▸ **What you are asked to do**: Write out all entries word for word.

-- Begin Excerpted records --

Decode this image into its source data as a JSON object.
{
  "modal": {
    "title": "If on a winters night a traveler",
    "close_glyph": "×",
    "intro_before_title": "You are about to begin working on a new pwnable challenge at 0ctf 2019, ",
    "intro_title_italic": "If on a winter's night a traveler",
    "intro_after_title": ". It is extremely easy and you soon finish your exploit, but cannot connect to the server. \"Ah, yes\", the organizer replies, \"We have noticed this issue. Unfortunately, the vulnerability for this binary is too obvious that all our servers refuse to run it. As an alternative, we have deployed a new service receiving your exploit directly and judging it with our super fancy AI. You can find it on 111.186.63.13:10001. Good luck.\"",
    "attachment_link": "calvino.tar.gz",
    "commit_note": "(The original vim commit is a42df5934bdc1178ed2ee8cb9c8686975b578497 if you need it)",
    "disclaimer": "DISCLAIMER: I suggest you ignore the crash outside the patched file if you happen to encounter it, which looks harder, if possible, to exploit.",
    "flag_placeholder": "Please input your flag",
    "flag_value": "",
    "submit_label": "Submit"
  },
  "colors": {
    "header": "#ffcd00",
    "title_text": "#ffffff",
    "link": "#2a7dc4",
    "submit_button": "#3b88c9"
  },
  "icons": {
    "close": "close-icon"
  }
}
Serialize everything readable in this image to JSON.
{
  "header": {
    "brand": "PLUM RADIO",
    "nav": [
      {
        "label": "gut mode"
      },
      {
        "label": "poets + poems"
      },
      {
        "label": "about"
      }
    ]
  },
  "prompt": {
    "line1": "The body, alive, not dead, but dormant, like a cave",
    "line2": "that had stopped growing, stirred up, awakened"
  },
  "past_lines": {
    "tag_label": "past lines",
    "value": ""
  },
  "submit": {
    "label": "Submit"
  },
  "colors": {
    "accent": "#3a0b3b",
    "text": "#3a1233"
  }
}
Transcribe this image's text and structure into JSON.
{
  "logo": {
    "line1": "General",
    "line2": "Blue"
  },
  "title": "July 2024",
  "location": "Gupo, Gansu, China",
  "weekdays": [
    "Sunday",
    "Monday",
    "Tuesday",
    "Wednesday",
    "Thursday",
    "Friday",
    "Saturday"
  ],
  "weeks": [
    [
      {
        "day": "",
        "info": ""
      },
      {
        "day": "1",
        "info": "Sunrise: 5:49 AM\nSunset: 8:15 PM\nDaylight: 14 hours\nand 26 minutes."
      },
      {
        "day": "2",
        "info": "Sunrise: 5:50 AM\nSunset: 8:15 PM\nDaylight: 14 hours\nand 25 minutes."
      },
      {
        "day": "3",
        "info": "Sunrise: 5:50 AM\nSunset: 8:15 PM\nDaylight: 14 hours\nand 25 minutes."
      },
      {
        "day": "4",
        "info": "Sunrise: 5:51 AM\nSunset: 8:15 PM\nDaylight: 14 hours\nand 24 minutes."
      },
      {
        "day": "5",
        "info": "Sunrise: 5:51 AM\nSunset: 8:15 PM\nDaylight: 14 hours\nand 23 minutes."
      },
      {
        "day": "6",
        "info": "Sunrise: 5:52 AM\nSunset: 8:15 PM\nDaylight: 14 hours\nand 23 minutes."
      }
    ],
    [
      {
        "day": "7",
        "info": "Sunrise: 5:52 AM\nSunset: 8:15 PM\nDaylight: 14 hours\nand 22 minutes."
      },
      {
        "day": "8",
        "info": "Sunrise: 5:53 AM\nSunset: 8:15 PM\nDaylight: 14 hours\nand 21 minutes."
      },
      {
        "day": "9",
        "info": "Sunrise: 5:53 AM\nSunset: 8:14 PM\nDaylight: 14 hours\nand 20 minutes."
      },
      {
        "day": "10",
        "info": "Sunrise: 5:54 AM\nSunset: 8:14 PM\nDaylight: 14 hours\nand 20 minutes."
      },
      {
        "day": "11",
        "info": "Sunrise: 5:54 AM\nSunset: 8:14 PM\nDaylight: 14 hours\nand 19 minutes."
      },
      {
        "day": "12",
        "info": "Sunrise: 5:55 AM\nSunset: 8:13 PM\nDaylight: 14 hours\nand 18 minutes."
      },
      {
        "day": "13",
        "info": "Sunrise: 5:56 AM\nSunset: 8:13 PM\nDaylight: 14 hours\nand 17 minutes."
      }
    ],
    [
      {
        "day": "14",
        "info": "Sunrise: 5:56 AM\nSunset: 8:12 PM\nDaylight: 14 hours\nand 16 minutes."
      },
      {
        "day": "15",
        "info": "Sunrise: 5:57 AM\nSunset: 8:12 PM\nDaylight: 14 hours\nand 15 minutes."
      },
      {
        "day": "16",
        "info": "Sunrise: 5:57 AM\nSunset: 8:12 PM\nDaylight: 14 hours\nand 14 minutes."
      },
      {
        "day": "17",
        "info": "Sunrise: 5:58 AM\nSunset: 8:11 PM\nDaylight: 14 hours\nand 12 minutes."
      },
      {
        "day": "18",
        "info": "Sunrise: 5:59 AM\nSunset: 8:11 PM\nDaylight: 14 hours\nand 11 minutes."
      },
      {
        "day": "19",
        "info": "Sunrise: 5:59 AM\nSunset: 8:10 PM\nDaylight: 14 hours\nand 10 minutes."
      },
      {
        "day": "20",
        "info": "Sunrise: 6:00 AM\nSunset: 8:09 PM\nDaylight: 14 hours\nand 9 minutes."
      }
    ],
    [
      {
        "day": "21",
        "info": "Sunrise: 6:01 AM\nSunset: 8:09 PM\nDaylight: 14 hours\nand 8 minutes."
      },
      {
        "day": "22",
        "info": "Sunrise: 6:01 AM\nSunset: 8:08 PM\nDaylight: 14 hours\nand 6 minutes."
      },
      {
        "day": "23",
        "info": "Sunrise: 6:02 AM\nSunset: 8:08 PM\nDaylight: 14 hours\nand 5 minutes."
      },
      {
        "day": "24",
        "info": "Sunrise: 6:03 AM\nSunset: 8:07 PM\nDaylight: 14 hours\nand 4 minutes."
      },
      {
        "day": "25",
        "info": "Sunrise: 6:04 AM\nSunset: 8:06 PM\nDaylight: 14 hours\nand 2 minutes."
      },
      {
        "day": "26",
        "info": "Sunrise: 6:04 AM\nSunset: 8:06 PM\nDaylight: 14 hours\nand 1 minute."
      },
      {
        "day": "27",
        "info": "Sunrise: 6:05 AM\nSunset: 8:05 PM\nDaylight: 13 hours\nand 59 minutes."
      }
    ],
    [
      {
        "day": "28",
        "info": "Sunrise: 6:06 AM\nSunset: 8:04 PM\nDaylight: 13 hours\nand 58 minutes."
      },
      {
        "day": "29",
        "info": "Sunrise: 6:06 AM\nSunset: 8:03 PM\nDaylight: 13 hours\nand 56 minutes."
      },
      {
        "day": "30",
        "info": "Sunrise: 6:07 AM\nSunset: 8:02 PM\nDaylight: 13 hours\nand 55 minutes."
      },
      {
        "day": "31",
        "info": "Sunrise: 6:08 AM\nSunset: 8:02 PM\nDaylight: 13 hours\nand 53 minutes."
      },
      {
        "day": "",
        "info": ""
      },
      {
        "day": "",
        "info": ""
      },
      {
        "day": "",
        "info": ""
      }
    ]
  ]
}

-- End Excerpted records --

▸ **Task output**:
Decode this image into its source data as a JSON object.
{
  "modal": {
    "title": "If on a winters night a traveler",
    "close_glyph": "×",
    "intro_before_title": "You are about to begin working on a new pwnable challenge at 0ctf 2019, ",
    "intro_title_italic": "If on a winter's night a traveler",
    "intro_after_title": ". It is extremely easy and you soon finish your exploit, but cannot connect to the server. \"Ah, yes\", the organizer replies, \"We have noticed this issue. Unfortunately, the vulnerability for this binary is too obvious that all our servers refuse to run it. As an alternative, we have deployed a new service receiving your exploit directly and judging it with our super fancy AI. You can find it on 111.186.63.13:10001. Good luck.\"",
    "attachment_link": "calvino.tar.gz",
    "commit_note": "(The original vim commit is a42df5934bdc1178ed2ee8cb9c8686975b578497 if you need it)",
    "disclaimer": "DISCLAIMER: I suggest you ignore the crash outside the patched file if you happen to encounter it, which looks harder, if possible, to exploit.",
    "flag_placeholder": "Please input your flag",
    "flag_value": "",
    "submit_label": "Submit"
  },
  "colors": {
    "header": "#ffcd00",
    "title_text": "#ffffff",
    "link": "#2a7dc4",
    "submit_button": "#3b88c9"
  },
  "icons": {
    "close": "close-icon"
  }
}
Serialize everything readable in this image to JSON.
{
  "header": {
    "brand": "PLUM RADIO",
    "nav": [
      {
        "label": "gut mode"
      },
      {
        "label": "poets + poems"
      },
      {
        "label": "about"
      }
    ]
  },
  "prompt": {
    "line1": "The body, alive, not dead, but dormant, like a cave",
    "line2": "that had stopped growing, stirred up, awakened"
  },
  "past_lines": {
    "tag_label": "past lines",
    "value": ""
  },
  "submit": {
    "label": "Submit"
  },
  "colors": {
    "accent": "#3a0b3b",
    "text": "#3a1233"
  }
}
Transcribe this image's text and structure into JSON.
{
  "logo": {
    "line1": "General",
    "line2": "Blue"
  },
  "title": "July 2024",
  "location": "Gupo, Gansu, China",
  "weekdays": [
    "Sunday",
    "Monday",
    "Tuesday",
    "Wednesday",
    "Thursday",
    "Friday",
    "Saturday"
  ],
  "weeks": [
    [
      {
        "day": "",
        "info": ""
      },
      {
        "day": "1",
        "info": "Sunrise: 5:49 AM\nSunset: 8:15 PM\nDaylight: 14 hours\nand 26 minutes."
      },
      {
        "day": "2",
        "info": "Sunrise: 5:50 AM\nSunset: 8:15 PM\nDaylight: 14 hours\nand 25 minutes."
      },
      {
        "day": "3",
        "info": "Sunrise: 5:50 AM\nSunset: 8:15 PM\nDaylight: 14 hours\nand 25 minutes."
      },
      {
        "day": "4",
        "info": "Sunrise: 5:51 AM\nSunset: 8:15 PM\nDaylight: 14 hours\nand 24 minutes."
      },
      {
        "day": "5",
        "info": "Sunrise: 5:51 AM\nSunset: 8:15 PM\nDaylight: 14 hours\nand 23 minutes."
      },
      {
        "day": "6",
        "info": "Sunrise: 5:52 AM\nSunset: 8:15 PM\nDaylight: 14 hours\nand 23 minutes."
      }
    ],
    [
      {
        "day": "7",
        "info": "Sunrise: 5:52 AM\nSunset: 8:15 PM\nDaylight: 14 hours\nand 22 minutes."
      },
      {
        "day": "8",
        "info": "Sunrise: 5:53 AM\nSunset: 8:15 PM\nDaylight: 14 hours\nand 21 minutes."
      },
      {
        "day": "9",
        "info": "Sunrise: 5:53 AM\nSunset: 8:14 PM\nDaylight: 14 hours\nand 20 minutes."
      },
      {
        "day": "10",
        "info": "Sunrise: 5:54 AM\nSunset: 8:14 PM\nDaylight: 14 hours\nand 20 minutes."
      },
      {
        "day": "11",
        "info": "Sunrise: 5:54 AM\nSunset: 8:14 PM\nDaylight: 14 hours\nand 19 minutes."
      },
      {
        "day": "12",
        "info": "Sunrise: 5:55 AM\nSunset: 8:13 PM\nDaylight: 14 hours\nand 18 minutes."
      },
      {
        "day": "13",
        "info": "Sunrise: 5:56 AM\nSunset: 8:13 PM\nDaylight: 14 hours\nand 17 minutes."
      }
    ],
    [
      {
        "day": "14",
        "info": "Sunrise: 5:56 AM\nSunset: 8:12 PM\nDaylight: 14 hours\nand 16 minutes."
      },
      {
        "day": "15",
        "info": "Sunrise: 5:57 AM\nSunset: 8:12 PM\nDaylight: 14 hours\nand 15 minutes."
      },
      {
        "day": "16",
        "info": "Sunrise: 5:57 AM\nSunset: 8:12 PM\nDaylight: 14 hours\nand 14 minutes."
      },
      {
        "day": "17",
        "info": "Sunrise: 5:58 AM\nSunset: 8:11 PM\nDaylight: 14 hours\nand 12 minutes."
      },
      {
        "day": "18",
        "info": "Sunrise: 5:59 AM\nSunset: 8:11 PM\nDaylight: 14 hours\nand 11 minutes."
      },
      {
        "day": "19",
        "info": "Sunrise: 5:59 AM\nSunset: 8:10 PM\nDaylight: 14 hours\nand 10 minutes."
      },
      {
        "day": "20",
        "info": "Sunrise: 6:00 AM\nSunset: 8:09 PM\nDaylight: 14 hours\nand 9 minutes."
      }
    ],
    [
      {
        "day": "21",
        "info": "Sunrise: 6:01 AM\nSunset: 8:09 PM\nDaylight: 14 hours\nand 8 minutes."
      },
      {
        "day": "22",
        "info": "Sunrise: 6:01 AM\nSunset: 8:08 PM\nDaylight: 14 hours\nand 6 minutes."
      },
      {
        "day": "23",
        "info": "Sunrise: 6:02 AM\nSunset: 8:08 PM\nDaylight: 14 hours\nand 5 minutes."
      },
      {
        "day": "24",
        "info": "Sunrise: 6:03 AM\nSunset: 8:07 PM\nDaylight: 14 hours\nand 4 minutes."
      },
      {
        "day": "25",
        "info": "Sunrise: 6:04 AM\nSunset: 8:06 PM\nDaylight: 14 hours\nand 2 minutes."
      },
      {
        "day": "26",
        "info": "Sunrise: 6:04 AM\nSunset: 8:06 PM\nDaylight: 14 hours\nand 1 minute."
      },
      {
        "day": "27",
        "info": "Sunrise: 6:05 AM\nSunset: 8:05 PM\nDaylight: 13 hours\nand 59 minutes."
      }
    ],
    [
      {
        "day": "28",
        "info": "Sunrise: 6:06 AM\nSunset: 8:04 PM\nDaylight: 13 hours\nand 58 minutes."
      },
      {
        "day": "29",
        "info": "Sunrise: 6:06 AM\nSunset: 8:03 PM\nDaylight: 13 hours\nand 56 minutes."
      },
      {
        "day": "30",
        "info": "Sunrise: 6:07 AM\nSunset: 8:02 PM\nDaylight: 13 hours\nand 55 minutes."
      },
      {
        "day": "31",
        "info": "Sunrise: 6:08 AM\nSunset: 8:02 PM\nDaylight: 13 hours\nand 53 minutes."
      },
      {
        "day": "",
        "info": ""
      },
      {
        "day": "",
        "info": ""
      },
      {
        "day": "",
        "info": ""
      }
    ]
  ]
}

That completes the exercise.